THE REQUEST →
Copy each line of the records that contains the word "color".

(Extracts from a graphics dataset)

-------------------------

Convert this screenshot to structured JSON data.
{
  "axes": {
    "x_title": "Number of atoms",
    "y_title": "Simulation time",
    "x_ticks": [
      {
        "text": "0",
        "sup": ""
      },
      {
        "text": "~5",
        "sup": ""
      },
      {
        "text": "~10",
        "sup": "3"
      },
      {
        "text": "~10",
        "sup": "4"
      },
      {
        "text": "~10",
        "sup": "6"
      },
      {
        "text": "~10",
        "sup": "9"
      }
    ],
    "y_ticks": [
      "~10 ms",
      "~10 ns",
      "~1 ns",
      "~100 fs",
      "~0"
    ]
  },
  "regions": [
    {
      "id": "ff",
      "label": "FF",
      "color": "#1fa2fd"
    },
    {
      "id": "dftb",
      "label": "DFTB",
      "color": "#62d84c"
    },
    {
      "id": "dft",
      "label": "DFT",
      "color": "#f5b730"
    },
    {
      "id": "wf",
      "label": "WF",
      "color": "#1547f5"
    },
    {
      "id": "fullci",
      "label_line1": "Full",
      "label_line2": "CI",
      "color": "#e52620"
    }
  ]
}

-------------------------

ANSWER TO THE PROBLEM →
      "color": "#1fa2fd"
      "color": "#62d84c"
      "color": "#f5b730"
      "color": "#1547f5"
      "color": "#e52620"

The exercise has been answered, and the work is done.